*Work instructions:*
Retype everything in the album review below from "Chan Marshall in" down to "down the line...".

Element of pastiche or not, though, there’s a vitality here that’s absent from many of her earlier recordings: "Living Proof" simmers with a just-under-the-surface raunch, Chan cooing "It’s not your face/Or the colour of your hair/Or the sound of your voice, my dear…" over the simmering organ, while even the restrained "Where Is My Love" boasts a mini-orchestra of sweeping violin and elegiac, wandering piano. Most importantly, The Greatest doesn’t suffer from the rather troublesome sense of genre tourism you get when, say, Will Oldham hooks up with a troupe of Nashville old-hands – perhaps because it’s executed so convincingly, or perhaps simply because Chan Marshall’s voice could melt your heart under any context--Louis Pattison
Customer Reviews
Best yet
Teaming Cat Power with the Hi team who recorded behind Ann Peebles and Al Green was an unexpected and brilliant idea. A special alchemy took place at Ardent Studios in Memphis which enhanced both Cat Power's gorgeous smoky voice and the soulful groove the band has laid down. I would say that that it was worth the price of the album just for the majestic opening song, The Greatest, were it not that it is also available as a single, but that would be to unfairly demean the rest of the record. Of course Cat Power does not need embellishment, as is demonstrated on the unadorned song Hate. Cat's most accomplished album to date.
Chan Marshall in Memphis...
appears to be the subtext of every review of 'The Greatest'- recorded with musicians from Al Green's band, these soulful elements have got critics, fans and on-line types citing 'Dusty in Memphis' - sure you can see where they're coming from, but there are differences - Marshall writes, plays, arranges and sings - and there's the suggestion that this is the Cat Power Sells Out LP. When you can really here the same artist found on 'Moon Pix', 'The Covers Record' and 'You Are Free'- just more developed down the line...

*Provided records:*
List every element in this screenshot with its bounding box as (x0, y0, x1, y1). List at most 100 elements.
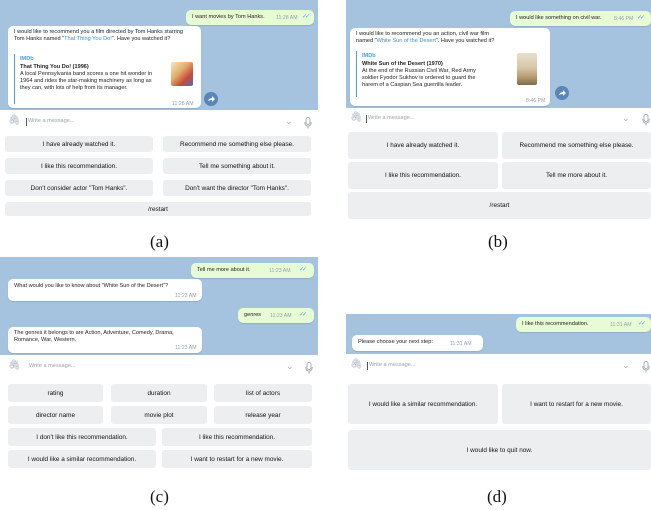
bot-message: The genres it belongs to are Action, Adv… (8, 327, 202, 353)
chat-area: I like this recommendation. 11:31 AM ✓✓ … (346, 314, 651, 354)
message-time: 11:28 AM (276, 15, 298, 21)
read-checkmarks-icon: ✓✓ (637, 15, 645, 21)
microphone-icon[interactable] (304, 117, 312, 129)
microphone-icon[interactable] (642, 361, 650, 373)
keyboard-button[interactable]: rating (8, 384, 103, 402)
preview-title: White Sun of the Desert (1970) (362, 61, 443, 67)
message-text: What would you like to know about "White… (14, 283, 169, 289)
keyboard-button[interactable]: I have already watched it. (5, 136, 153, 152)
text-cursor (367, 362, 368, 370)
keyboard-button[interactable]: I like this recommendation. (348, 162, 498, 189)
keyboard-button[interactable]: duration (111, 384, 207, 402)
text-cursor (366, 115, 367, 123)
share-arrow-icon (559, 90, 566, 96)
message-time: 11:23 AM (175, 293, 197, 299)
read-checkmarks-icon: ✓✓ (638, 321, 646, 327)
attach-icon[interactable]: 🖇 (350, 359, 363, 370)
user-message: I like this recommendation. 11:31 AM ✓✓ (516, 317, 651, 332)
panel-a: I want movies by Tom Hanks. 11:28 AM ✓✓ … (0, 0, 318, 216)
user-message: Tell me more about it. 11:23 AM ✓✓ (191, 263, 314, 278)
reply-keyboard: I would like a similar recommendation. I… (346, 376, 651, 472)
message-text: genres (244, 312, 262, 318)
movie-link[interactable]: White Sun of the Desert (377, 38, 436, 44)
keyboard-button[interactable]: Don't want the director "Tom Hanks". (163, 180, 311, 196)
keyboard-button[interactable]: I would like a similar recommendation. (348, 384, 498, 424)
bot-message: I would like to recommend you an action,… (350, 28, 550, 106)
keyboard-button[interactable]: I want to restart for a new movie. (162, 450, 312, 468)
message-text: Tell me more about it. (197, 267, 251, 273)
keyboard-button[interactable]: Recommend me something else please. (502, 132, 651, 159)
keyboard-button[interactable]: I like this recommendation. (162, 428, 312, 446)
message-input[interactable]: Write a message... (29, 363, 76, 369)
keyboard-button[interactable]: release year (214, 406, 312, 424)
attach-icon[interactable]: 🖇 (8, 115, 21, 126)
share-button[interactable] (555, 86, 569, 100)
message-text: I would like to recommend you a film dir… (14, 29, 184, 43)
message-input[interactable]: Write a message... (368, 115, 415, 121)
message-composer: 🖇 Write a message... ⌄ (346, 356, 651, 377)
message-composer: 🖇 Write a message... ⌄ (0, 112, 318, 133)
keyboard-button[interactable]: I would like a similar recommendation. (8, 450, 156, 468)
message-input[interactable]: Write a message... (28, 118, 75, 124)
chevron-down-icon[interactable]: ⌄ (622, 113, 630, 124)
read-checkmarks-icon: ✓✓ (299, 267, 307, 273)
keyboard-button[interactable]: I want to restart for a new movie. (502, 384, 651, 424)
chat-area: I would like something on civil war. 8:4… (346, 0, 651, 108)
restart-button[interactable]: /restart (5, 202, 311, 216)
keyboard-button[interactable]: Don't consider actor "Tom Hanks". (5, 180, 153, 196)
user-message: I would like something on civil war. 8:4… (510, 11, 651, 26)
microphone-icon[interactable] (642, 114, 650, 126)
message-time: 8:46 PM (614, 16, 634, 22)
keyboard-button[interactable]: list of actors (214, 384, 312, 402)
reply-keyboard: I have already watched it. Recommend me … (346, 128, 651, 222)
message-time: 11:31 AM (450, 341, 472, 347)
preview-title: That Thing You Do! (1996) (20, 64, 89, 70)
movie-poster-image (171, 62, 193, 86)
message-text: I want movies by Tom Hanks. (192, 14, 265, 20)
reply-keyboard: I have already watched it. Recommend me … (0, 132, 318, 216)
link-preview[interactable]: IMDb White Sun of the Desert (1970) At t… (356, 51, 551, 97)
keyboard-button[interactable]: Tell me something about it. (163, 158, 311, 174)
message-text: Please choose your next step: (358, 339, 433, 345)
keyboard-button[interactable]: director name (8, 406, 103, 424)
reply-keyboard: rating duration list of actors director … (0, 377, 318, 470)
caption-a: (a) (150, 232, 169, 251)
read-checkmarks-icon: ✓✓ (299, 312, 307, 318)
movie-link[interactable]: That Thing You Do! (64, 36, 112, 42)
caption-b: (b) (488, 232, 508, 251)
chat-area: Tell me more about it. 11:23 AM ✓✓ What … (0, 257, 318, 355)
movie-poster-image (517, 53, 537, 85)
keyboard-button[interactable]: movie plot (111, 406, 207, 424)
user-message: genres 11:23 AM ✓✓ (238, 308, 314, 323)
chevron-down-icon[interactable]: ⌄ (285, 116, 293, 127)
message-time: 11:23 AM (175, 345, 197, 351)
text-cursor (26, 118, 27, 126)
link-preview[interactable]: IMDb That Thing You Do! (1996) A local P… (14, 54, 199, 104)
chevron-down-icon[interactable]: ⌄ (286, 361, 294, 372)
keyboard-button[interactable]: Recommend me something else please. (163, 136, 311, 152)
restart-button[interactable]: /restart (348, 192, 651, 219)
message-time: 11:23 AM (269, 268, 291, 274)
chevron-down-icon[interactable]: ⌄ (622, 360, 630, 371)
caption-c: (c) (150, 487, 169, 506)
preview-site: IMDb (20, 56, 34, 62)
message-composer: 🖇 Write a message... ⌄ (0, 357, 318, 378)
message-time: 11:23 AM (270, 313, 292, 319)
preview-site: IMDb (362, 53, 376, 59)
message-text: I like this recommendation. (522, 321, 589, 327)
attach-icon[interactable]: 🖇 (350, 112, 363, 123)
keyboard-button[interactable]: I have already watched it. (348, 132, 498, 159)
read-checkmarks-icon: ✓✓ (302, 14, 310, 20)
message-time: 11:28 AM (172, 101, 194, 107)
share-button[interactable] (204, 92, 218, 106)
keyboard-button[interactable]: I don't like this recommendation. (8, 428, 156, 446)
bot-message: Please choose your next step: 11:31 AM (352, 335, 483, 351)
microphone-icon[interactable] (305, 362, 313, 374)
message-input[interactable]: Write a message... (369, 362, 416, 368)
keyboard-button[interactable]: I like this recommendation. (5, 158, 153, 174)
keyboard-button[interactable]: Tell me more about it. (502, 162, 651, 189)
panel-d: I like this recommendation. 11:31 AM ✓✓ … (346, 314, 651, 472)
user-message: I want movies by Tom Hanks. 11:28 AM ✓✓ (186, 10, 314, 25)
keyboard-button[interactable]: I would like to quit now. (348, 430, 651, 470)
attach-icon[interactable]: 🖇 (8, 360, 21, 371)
* * *
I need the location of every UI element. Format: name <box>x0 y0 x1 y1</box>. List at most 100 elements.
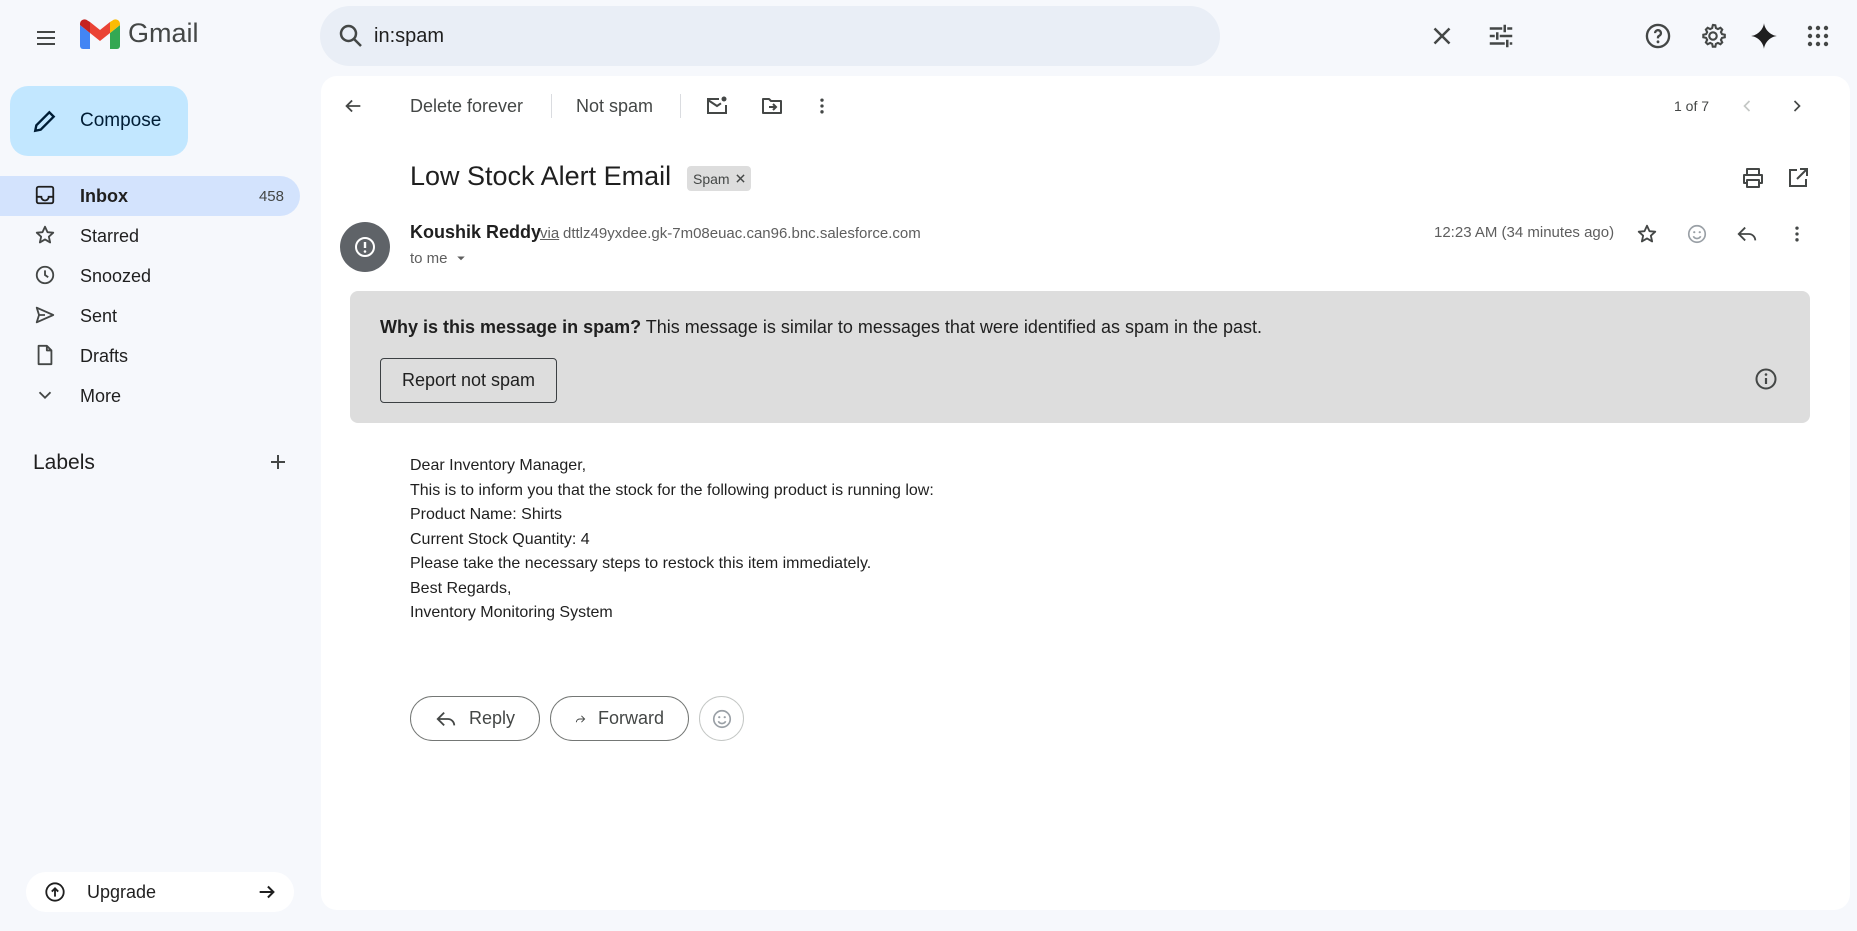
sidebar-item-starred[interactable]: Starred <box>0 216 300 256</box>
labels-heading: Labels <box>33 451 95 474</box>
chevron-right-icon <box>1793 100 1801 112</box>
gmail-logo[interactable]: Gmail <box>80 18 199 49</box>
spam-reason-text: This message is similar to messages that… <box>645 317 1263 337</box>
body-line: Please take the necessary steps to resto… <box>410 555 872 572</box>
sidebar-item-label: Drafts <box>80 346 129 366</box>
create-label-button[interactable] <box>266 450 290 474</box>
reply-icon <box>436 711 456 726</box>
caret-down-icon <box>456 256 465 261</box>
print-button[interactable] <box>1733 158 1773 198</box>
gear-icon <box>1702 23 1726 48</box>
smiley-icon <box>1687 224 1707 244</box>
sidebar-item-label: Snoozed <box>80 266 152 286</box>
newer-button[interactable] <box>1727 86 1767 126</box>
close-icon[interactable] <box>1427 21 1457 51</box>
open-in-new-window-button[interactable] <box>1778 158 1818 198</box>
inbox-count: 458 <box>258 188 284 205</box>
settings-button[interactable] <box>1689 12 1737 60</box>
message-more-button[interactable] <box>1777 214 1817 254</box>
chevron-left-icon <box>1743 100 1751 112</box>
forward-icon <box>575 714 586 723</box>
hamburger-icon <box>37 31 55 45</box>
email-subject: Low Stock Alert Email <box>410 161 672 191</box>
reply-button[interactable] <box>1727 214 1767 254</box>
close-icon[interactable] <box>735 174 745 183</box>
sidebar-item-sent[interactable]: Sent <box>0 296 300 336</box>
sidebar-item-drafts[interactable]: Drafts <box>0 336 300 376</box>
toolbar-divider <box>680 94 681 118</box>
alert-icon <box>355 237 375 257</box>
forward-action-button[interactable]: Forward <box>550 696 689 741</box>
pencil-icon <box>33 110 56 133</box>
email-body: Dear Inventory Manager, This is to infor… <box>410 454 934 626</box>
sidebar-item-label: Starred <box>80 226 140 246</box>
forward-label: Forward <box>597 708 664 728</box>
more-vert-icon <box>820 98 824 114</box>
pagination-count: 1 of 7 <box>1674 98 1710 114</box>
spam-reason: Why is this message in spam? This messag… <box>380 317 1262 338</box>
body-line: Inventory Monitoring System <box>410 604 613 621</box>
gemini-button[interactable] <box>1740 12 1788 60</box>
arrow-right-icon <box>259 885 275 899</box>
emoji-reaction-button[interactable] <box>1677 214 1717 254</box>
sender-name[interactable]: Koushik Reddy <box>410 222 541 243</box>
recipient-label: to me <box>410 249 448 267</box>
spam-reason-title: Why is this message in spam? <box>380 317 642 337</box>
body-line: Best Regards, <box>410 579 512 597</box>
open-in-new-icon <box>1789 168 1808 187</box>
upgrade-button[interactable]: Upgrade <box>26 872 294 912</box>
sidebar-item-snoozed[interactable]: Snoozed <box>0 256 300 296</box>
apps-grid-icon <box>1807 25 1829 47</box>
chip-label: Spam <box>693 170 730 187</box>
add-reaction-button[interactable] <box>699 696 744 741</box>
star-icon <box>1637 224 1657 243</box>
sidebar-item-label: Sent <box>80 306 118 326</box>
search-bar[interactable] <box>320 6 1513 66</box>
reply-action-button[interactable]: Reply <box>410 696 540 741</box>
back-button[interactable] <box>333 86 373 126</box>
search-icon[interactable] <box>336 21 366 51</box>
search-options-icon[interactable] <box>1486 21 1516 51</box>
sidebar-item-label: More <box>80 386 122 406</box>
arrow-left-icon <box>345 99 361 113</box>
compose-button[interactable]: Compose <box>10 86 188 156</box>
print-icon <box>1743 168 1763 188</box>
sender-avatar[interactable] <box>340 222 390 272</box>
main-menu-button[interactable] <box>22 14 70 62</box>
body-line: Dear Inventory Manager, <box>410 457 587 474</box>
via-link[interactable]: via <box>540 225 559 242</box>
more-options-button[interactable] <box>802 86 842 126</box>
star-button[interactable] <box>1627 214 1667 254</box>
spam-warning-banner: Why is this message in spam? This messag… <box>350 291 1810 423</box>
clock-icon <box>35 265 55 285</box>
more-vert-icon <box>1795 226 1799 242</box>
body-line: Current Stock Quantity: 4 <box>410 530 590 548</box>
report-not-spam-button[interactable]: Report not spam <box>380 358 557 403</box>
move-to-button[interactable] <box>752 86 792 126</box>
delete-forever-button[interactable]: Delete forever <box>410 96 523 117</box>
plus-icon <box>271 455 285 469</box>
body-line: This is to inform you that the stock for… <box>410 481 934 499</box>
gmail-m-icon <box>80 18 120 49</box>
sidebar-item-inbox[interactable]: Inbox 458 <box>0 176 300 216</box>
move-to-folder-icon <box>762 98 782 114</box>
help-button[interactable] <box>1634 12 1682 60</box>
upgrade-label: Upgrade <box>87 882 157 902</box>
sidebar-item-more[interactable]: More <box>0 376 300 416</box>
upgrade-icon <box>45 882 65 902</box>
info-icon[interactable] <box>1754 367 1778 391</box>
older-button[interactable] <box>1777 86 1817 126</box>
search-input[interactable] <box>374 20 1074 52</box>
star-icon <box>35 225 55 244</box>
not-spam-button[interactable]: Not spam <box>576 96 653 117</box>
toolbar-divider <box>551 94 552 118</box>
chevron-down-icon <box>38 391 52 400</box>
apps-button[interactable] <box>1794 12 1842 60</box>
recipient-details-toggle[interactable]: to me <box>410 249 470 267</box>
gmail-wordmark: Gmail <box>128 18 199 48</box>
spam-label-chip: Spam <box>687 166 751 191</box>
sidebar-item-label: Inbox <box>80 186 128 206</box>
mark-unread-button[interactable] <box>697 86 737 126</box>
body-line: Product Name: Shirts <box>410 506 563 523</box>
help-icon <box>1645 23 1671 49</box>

*Output below:*
Chan Marshall in Memphis...
appears to be the subtext of every review of 'The Greatest'- recorded with musicians from Al Green's band, these soulful elements have got critics, fans and on-line types citing 'Dusty in Memphis' - sure you can see where they're coming from, but there are differences - Marshall writes, plays, arranges and sings - and there's the suggestion that this is the Cat Power Sells Out LP. When you can really here the same artist found on 'Moon Pix', 'The Covers Record' and 'You Are Free'- just more developed down the line...